WRITTEN INSTRUCTION >> Return the material exactly as supplied, apart from the pictures, which are omitted.

PROVIDED RECORDS >>
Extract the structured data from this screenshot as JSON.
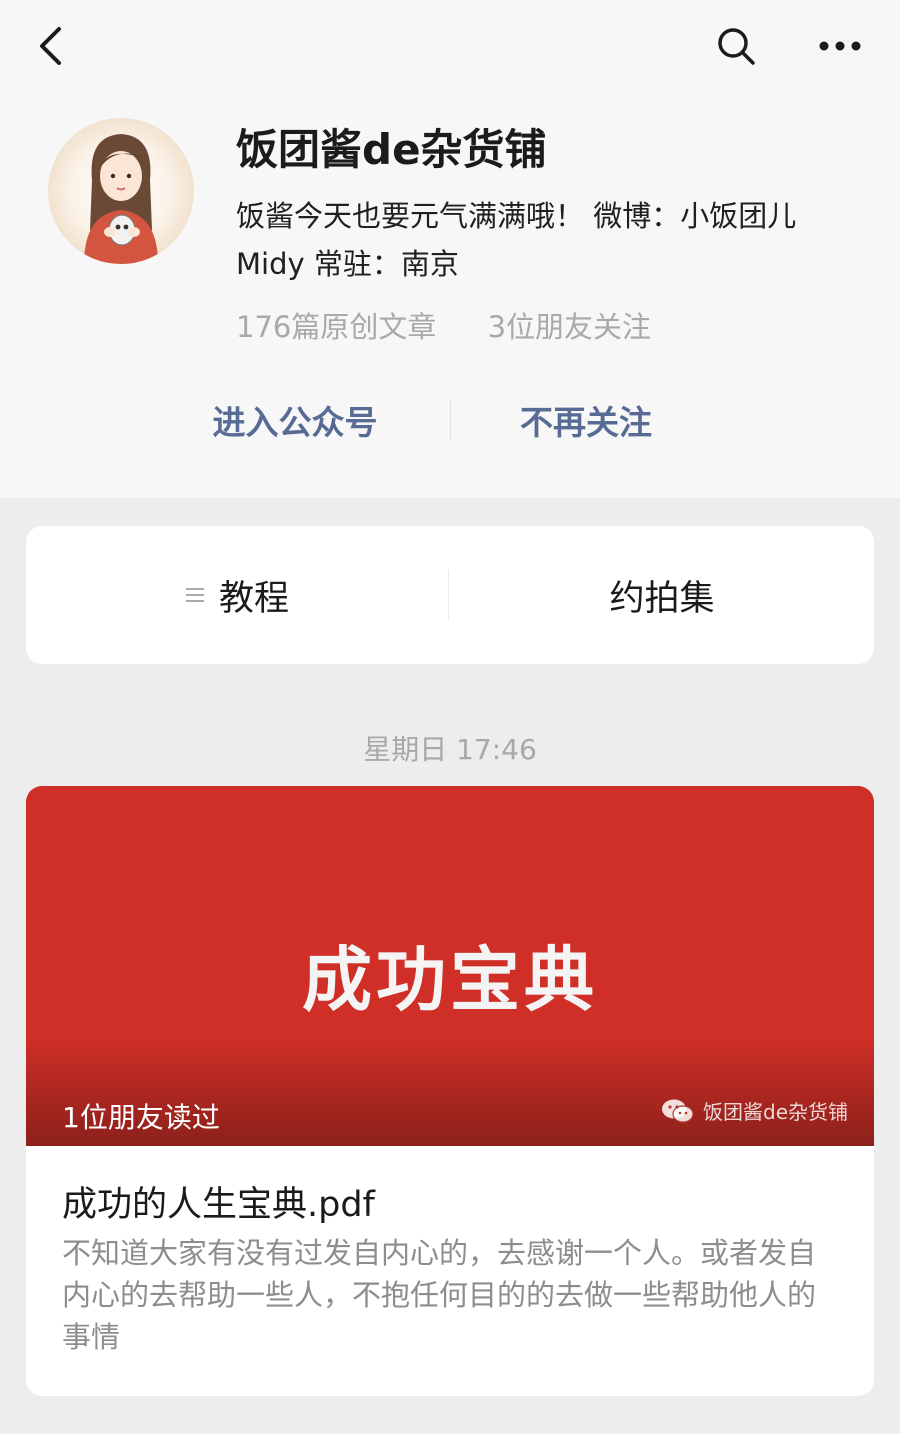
{
  "nav": {
    "back_icon": "chevron-left-icon",
    "search_icon": "search-icon",
    "more_icon": "more-dots-icon"
  },
  "profile": {
    "name": "饭团酱de杂货铺",
    "bio": "饭酱今天也要元气满满哦！ 微博：小饭团儿Midy 常驻：南京",
    "articles_count": "176篇原创文章",
    "friends_following": "3位朋友关注"
  },
  "actions": {
    "enter": "进入公众号",
    "unfollow": "不再关注"
  },
  "menu": {
    "items": [
      {
        "label": "教程",
        "icon": "menu-lines-icon"
      },
      {
        "label": "约拍集"
      }
    ]
  },
  "feed": {
    "timestamp": "星期日 17:46",
    "article": {
      "cover_title": "成功宝典",
      "friends_read": "1位朋友读过",
      "watermark": "饭团酱de杂货铺",
      "watermark_icon": "wechat-icon",
      "title": "成功的人生宝典.pdf",
      "description": "不知道大家有没有过发自内心的，去感谢一个人。或者发自内心的去帮助一些人，不抱任何目的的去做一些帮助他人的事情"
    }
  },
  "colors": {
    "link": "#576b95",
    "cover": "#cf2f27",
    "page_background": "#ededed"
  }
}
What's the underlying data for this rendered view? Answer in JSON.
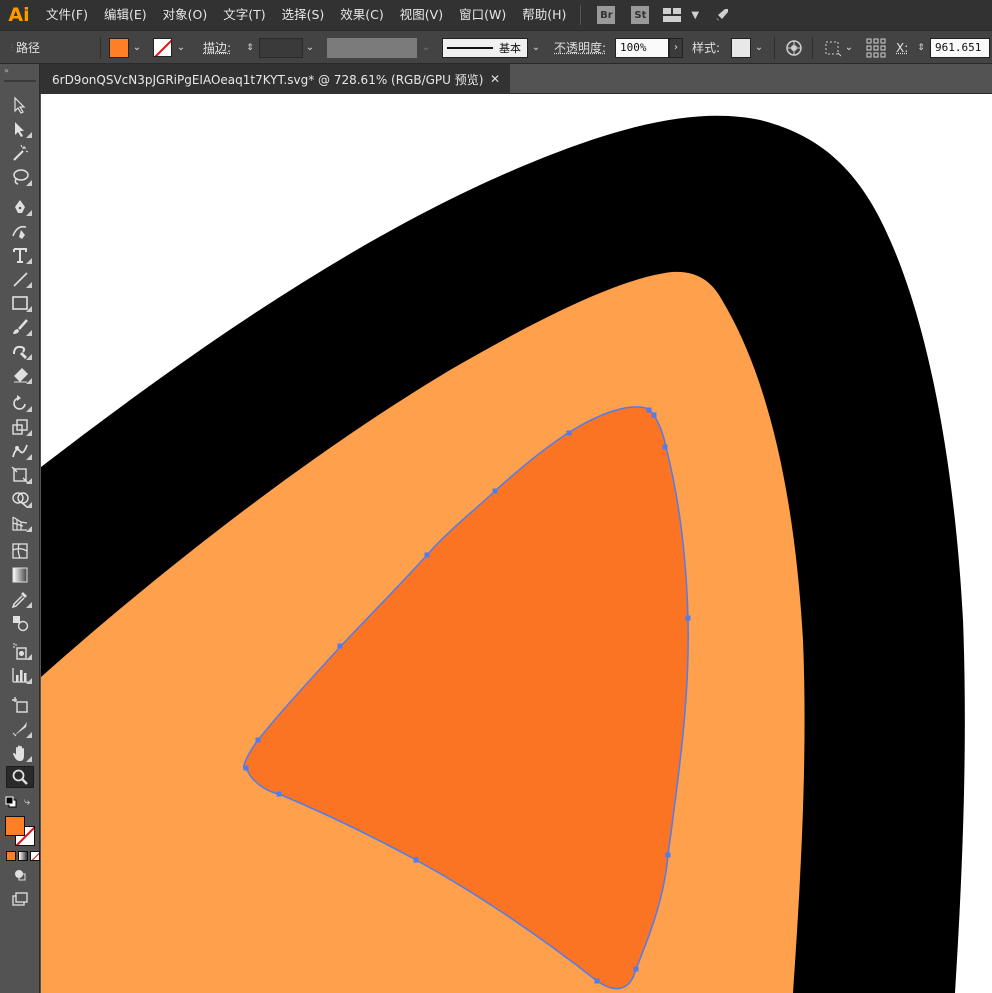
{
  "app": {
    "logo": "Ai"
  },
  "menu": [
    {
      "label": "文件(F)"
    },
    {
      "label": "编辑(E)"
    },
    {
      "label": "对象(O)"
    },
    {
      "label": "文字(T)"
    },
    {
      "label": "选择(S)"
    },
    {
      "label": "效果(C)"
    },
    {
      "label": "视图(V)"
    },
    {
      "label": "窗口(W)"
    },
    {
      "label": "帮助(H)"
    }
  ],
  "menu_icons": {
    "bridge": "Br",
    "stock": "St",
    "layout_icon": "workspace-layout-icon",
    "gpu_icon": "rocket-icon"
  },
  "control": {
    "object_type": "路径",
    "fill_color": "#ff7f27",
    "stroke_label": "描边",
    "stroke_colon": ":",
    "brush_label": "基本",
    "opacity_label": "不透明度",
    "opacity_colon": ":",
    "opacity_value": "100%",
    "style_label": "样式",
    "style_colon": ":",
    "x_label": "X:",
    "x_value": "961.651"
  },
  "document": {
    "tab_label": "6rD9onQSVcN3pJGRiPgEIAOeaq1t7KYT.svg* @ 728.61% (RGB/GPU 预览)",
    "close_glyph": "✕"
  },
  "colors": {
    "outer_shape": "#000000",
    "middle_shape": "#ffa04c",
    "inner_shape": "#fa7423",
    "selection": "#4f7df0"
  },
  "tools": [
    "selection-tool-icon",
    "direct-selection-tool-icon",
    "magic-wand-tool-icon",
    "lasso-tool-icon",
    "pen-tool-icon",
    "curvature-tool-icon",
    "type-tool-icon",
    "line-segment-tool-icon",
    "rectangle-tool-icon",
    "paintbrush-tool-icon",
    "shaper-tool-icon",
    "eraser-tool-icon",
    "rotate-tool-icon",
    "scale-tool-icon",
    "warp-tool-icon",
    "free-transform-tool-icon",
    "shape-builder-tool-icon",
    "perspective-grid-tool-icon",
    "mesh-tool-icon",
    "gradient-tool-icon",
    "eyedropper-tool-icon",
    "blend-tool-icon",
    "symbol-sprayer-tool-icon",
    "column-graph-tool-icon",
    "artboard-tool-icon",
    "slice-tool-icon",
    "hand-tool-icon",
    "zoom-tool-icon"
  ]
}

RESPONSE BELOW >>
Extract the structured data from this screenshot as JSON.
{
  "nav": {
    "back_icon": "chevron-left-icon",
    "search_icon": "search-icon",
    "more_icon": "more-dots-icon"
  },
  "profile": {
    "name": "饭团酱de杂货铺",
    "bio": "饭酱今天也要元气满满哦！ 微博：小饭团儿Midy 常驻：南京",
    "articles_count": "176篇原创文章",
    "friends_following": "3位朋友关注"
  },
  "actions": {
    "enter": "进入公众号",
    "unfollow": "不再关注"
  },
  "menu": {
    "items": [
      {
        "label": "教程",
        "icon": "menu-lines-icon"
      },
      {
        "label": "约拍集"
      }
    ]
  },
  "feed": {
    "timestamp": "星期日 17:46",
    "article": {
      "cover_title": "成功宝典",
      "friends_read": "1位朋友读过",
      "watermark": "饭团酱de杂货铺",
      "watermark_icon": "wechat-icon",
      "title": "成功的人生宝典.pdf",
      "description": "不知道大家有没有过发自内心的，去感谢一个人。或者发自内心的去帮助一些人，不抱任何目的的去做一些帮助他人的事情"
    }
  },
  "colors": {
    "link": "#576b95",
    "cover": "#cf2f27",
    "page_background": "#ededed"
  }
}
What's the underlying data for this rendered view? Answer in JSON.
{
  "app": {
    "logo": "Ai"
  },
  "menu": [
    {
      "label": "文件(F)"
    },
    {
      "label": "编辑(E)"
    },
    {
      "label": "对象(O)"
    },
    {
      "label": "文字(T)"
    },
    {
      "label": "选择(S)"
    },
    {
      "label": "效果(C)"
    },
    {
      "label": "视图(V)"
    },
    {
      "label": "窗口(W)"
    },
    {
      "label": "帮助(H)"
    }
  ],
  "menu_icons": {
    "bridge": "Br",
    "stock": "St",
    "layout_icon": "workspace-layout-icon",
    "gpu_icon": "rocket-icon"
  },
  "control": {
    "object_type": "路径",
    "fill_color": "#ff7f27",
    "stroke_label": "描边",
    "stroke_colon": ":",
    "brush_label": "基本",
    "opacity_label": "不透明度",
    "opacity_colon": ":",
    "opacity_value": "100%",
    "style_label": "样式",
    "style_colon": ":",
    "x_label": "X:",
    "x_value": "961.651"
  },
  "document": {
    "tab_label": "6rD9onQSVcN3pJGRiPgEIAOeaq1t7KYT.svg* @ 728.61% (RGB/GPU 预览)",
    "close_glyph": "✕"
  },
  "colors": {
    "outer_shape": "#000000",
    "middle_shape": "#ffa04c",
    "inner_shape": "#fa7423",
    "selection": "#4f7df0"
  },
  "tools": [
    "selection-tool-icon",
    "direct-selection-tool-icon",
    "magic-wand-tool-icon",
    "lasso-tool-icon",
    "pen-tool-icon",
    "curvature-tool-icon",
    "type-tool-icon",
    "line-segment-tool-icon",
    "rectangle-tool-icon",
    "paintbrush-tool-icon",
    "shaper-tool-icon",
    "eraser-tool-icon",
    "rotate-tool-icon",
    "scale-tool-icon",
    "warp-tool-icon",
    "free-transform-tool-icon",
    "shape-builder-tool-icon",
    "perspective-grid-tool-icon",
    "mesh-tool-icon",
    "gradient-tool-icon",
    "eyedropper-tool-icon",
    "blend-tool-icon",
    "symbol-sprayer-tool-icon",
    "column-graph-tool-icon",
    "artboard-tool-icon",
    "slice-tool-icon",
    "hand-tool-icon",
    "zoom-tool-icon"
  ]
}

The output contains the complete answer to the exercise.